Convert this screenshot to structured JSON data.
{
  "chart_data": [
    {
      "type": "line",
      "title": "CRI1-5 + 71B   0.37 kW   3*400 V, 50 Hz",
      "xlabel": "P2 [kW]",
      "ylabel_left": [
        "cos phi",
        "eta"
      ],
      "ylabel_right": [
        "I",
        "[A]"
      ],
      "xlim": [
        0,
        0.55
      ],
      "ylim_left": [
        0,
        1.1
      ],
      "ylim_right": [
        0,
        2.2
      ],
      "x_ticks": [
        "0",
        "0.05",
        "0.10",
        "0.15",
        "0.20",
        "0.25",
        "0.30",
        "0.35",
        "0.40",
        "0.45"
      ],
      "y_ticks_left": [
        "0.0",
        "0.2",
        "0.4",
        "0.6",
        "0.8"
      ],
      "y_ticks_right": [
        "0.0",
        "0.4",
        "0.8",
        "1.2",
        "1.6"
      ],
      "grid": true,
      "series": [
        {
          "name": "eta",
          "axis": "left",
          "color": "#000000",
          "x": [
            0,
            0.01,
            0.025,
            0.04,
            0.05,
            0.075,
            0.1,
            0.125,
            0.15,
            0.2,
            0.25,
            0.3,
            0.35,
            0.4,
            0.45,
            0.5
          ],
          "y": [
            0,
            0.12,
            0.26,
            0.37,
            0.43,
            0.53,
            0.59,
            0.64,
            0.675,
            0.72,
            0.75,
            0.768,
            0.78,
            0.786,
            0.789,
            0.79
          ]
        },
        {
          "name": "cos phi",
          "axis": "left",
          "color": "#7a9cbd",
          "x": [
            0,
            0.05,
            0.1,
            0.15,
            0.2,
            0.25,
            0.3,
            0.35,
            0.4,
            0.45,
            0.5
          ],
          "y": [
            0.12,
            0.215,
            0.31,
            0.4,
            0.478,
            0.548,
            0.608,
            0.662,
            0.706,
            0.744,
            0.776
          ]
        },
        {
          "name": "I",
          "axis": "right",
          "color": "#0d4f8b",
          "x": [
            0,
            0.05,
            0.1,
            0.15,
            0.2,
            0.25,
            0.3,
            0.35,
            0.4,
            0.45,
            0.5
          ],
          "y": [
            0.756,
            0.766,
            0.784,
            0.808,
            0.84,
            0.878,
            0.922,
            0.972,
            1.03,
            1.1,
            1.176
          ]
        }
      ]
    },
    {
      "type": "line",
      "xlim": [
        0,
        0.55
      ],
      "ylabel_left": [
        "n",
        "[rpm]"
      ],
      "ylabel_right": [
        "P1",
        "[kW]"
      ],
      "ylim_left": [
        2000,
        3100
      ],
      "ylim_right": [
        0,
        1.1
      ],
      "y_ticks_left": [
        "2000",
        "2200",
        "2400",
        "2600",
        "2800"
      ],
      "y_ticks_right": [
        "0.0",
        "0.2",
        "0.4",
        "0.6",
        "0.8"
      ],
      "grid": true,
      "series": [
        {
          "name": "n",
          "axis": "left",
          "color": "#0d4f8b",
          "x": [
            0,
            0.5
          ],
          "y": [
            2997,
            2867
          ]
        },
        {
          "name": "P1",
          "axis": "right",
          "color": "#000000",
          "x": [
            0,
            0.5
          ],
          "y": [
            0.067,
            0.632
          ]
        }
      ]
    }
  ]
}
== == ==
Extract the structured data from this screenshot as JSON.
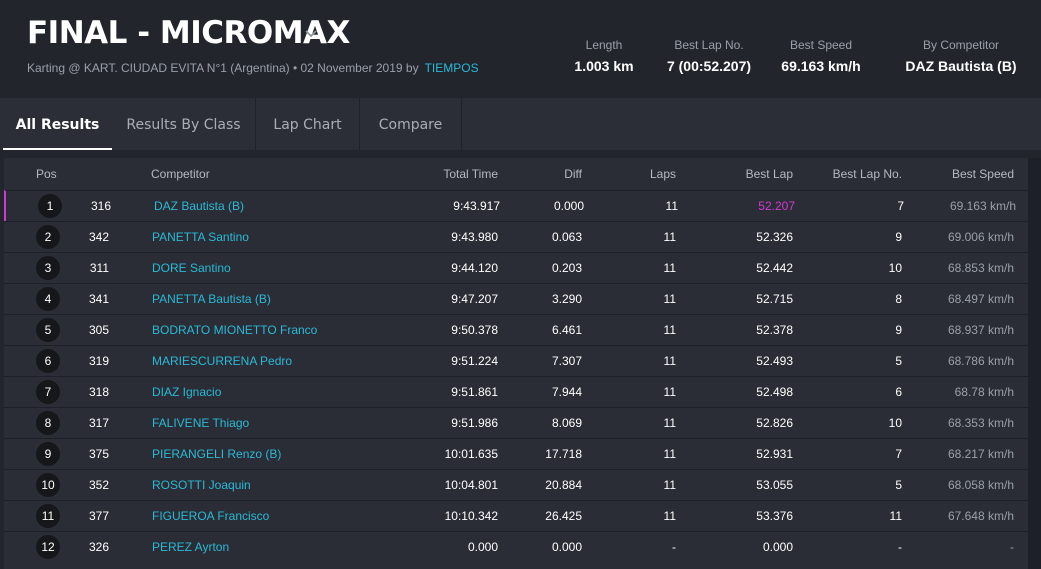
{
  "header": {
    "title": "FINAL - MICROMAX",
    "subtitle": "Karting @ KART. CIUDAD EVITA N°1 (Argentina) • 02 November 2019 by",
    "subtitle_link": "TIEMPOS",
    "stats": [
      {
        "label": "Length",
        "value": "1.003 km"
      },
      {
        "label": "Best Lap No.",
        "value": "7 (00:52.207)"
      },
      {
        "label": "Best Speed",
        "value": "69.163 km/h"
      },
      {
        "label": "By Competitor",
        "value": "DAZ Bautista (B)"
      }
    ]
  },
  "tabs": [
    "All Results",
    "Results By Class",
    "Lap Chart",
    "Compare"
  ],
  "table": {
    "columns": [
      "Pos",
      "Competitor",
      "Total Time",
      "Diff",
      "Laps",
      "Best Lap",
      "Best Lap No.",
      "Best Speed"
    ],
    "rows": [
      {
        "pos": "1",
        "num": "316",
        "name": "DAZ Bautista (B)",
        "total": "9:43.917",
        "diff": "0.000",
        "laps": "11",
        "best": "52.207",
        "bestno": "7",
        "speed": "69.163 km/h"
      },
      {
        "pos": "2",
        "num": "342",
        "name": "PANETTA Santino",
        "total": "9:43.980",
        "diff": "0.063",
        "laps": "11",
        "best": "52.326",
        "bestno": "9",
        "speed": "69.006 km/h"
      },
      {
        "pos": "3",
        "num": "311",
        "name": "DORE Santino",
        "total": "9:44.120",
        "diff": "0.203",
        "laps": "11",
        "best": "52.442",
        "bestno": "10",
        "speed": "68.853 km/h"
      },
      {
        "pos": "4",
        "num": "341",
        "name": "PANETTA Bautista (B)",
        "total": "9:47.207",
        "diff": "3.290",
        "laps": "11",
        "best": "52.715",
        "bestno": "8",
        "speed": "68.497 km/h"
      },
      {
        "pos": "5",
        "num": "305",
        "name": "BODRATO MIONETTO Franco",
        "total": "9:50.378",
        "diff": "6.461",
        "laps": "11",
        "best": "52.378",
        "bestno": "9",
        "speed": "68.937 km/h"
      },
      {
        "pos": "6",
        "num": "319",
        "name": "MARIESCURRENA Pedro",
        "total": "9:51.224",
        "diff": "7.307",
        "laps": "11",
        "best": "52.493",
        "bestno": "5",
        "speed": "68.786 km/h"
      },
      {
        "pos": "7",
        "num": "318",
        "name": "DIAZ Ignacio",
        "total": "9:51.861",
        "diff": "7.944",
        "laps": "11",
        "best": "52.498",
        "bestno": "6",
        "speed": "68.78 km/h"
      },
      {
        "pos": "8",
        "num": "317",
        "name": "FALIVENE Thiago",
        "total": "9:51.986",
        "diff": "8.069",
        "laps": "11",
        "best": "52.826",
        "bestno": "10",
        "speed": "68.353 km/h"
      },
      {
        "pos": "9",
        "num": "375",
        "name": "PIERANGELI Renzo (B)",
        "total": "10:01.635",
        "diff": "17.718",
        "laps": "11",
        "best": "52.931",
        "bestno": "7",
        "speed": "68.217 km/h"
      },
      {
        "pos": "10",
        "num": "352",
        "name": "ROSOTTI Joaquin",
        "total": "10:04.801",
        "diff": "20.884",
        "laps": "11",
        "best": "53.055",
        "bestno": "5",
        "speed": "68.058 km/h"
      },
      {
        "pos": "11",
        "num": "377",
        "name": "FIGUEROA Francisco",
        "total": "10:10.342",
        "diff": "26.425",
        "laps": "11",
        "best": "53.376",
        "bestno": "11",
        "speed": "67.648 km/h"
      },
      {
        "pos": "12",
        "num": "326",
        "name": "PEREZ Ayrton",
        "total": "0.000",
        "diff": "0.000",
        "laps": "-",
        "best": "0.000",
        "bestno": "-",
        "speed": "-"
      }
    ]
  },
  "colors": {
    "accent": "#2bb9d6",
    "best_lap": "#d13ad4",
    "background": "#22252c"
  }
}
== == ==
§ Objective
Going through the entries above, report how many lines include the string "Bautista". The number alone is the answer.

§ Solution to this problem
3